(EXERCISE DESCRIPTION) Copy out the listing that follows exactly, dropping every picture.

(RECORDS SUPPLIED)
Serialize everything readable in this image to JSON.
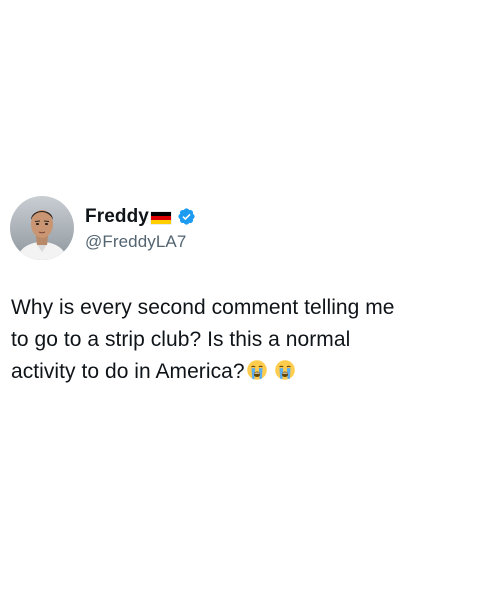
{
  "tweet": {
    "author": {
      "display_name": "Freddy",
      "handle": "@FreddyLA7",
      "flag_icon": "germany-flag-icon",
      "flag_colors": [
        "#000000",
        "#dd0000",
        "#ffce00"
      ],
      "verified_icon": "verified-badge-icon",
      "verified_color": "#1d9bf0"
    },
    "text_line_1": "Why is every second comment telling me",
    "text_line_2": "to go to a strip club? Is this a normal",
    "text_line_3": "activity to do in America?",
    "emojis": [
      "loudly-crying-face-icon",
      "loudly-crying-face-icon"
    ]
  },
  "colors": {
    "text_primary": "#0f1419",
    "text_secondary": "#536471",
    "background": "#ffffff"
  }
}
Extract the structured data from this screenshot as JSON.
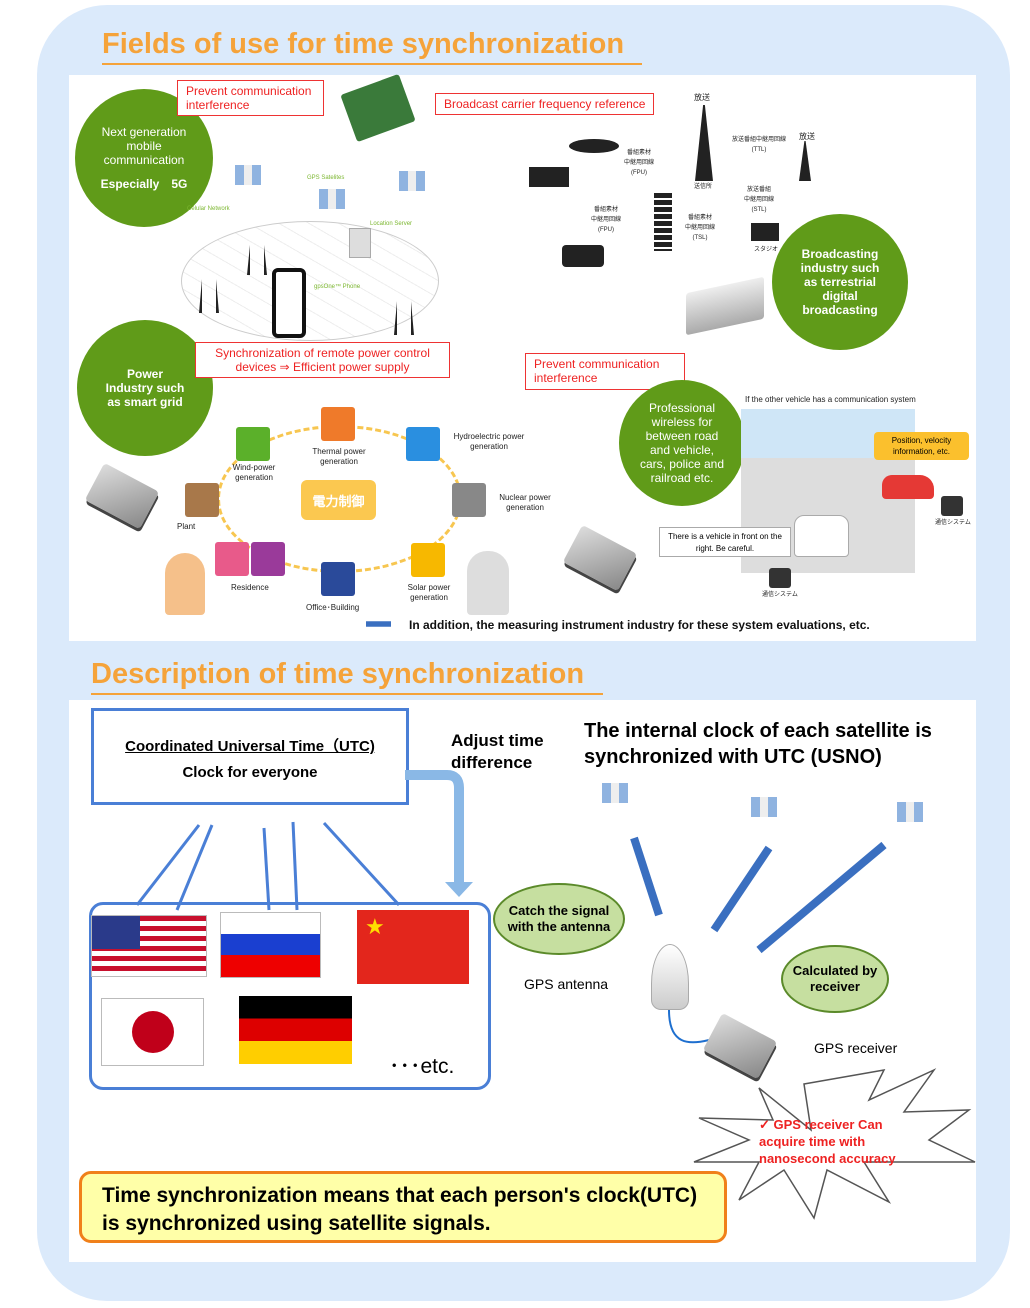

(THE SOLUTION)
Serialize everything readable in this image to JSON.
{
  "tweet": {
    "author": {
      "display_name": "Freddy",
      "handle": "@FreddyLA7",
      "flag_icon": "germany-flag-icon",
      "flag_colors": [
        "#000000",
        "#dd0000",
        "#ffce00"
      ],
      "verified_icon": "verified-badge-icon",
      "verified_color": "#1d9bf0"
    },
    "text_line_1": "Why is every second comment telling me",
    "text_line_2": "to go to a strip club? Is this a normal",
    "text_line_3": "activity to do in America?",
    "emojis": [
      "loudly-crying-face-icon",
      "loudly-crying-face-icon"
    ]
  },
  "colors": {
    "text_primary": "#0f1419",
    "text_secondary": "#536471",
    "background": "#ffffff"
  }
}
Extract the structured data from this screenshot as JSON.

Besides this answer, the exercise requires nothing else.